Below are some records. Count the lines with "title" in them and give nothing but the total.

* [Records for this exercise]
━━━━

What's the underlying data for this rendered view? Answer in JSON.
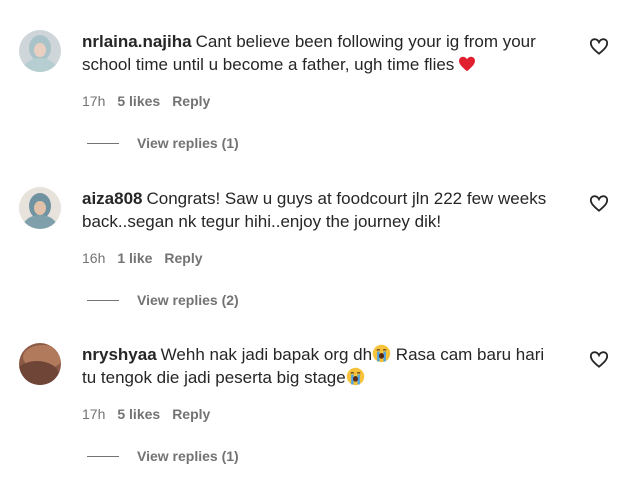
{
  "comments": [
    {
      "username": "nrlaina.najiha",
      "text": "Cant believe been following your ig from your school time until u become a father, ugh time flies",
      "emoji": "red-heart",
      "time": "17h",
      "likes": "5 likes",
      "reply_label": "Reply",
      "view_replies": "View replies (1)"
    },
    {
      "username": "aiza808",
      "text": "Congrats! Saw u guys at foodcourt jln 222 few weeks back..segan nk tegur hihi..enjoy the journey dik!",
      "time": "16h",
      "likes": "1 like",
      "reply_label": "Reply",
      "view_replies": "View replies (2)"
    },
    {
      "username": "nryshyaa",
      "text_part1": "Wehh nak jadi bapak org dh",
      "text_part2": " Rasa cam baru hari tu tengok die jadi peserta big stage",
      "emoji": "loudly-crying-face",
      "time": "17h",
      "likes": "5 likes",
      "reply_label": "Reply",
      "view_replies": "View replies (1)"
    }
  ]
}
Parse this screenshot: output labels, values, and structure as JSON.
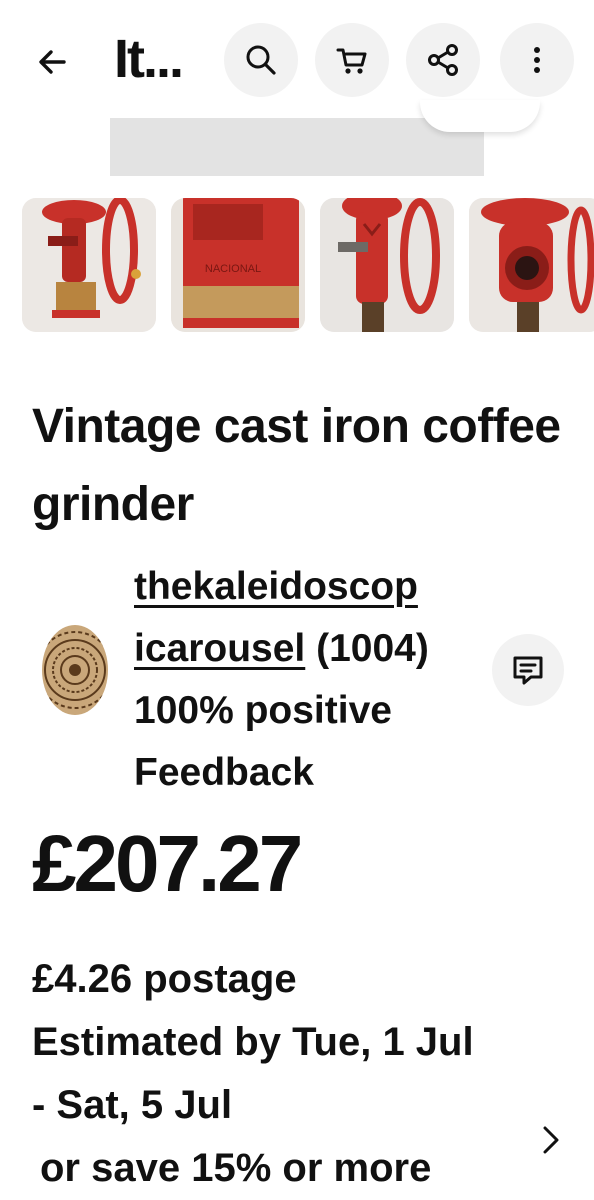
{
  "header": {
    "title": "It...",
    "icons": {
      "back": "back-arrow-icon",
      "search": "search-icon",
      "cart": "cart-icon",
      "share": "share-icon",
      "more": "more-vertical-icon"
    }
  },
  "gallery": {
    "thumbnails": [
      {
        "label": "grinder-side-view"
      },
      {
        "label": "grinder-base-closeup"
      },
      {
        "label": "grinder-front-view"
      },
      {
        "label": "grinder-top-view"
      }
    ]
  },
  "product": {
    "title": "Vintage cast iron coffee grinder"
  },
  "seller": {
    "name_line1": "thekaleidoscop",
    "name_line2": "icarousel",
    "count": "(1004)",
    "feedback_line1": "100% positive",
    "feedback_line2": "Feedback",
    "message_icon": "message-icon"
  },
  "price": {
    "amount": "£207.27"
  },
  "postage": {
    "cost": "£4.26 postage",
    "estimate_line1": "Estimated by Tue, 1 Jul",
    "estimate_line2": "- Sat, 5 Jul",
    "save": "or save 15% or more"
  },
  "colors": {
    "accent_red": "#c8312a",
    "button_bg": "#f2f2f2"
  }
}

━━━━

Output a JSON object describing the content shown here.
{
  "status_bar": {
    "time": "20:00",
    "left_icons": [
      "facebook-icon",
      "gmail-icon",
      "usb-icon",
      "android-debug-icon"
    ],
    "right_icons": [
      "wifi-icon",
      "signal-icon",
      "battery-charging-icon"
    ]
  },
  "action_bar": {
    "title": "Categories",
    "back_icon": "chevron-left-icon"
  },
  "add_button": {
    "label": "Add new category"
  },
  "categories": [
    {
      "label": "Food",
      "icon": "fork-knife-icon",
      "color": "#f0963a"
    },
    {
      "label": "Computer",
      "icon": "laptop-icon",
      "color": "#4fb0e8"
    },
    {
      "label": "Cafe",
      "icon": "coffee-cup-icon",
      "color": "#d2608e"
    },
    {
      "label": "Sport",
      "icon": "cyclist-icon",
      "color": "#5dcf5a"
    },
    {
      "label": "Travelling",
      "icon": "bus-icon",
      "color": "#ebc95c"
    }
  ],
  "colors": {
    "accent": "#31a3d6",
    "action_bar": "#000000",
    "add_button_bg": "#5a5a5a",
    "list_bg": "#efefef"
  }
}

━━━━

* [Response to the task] 3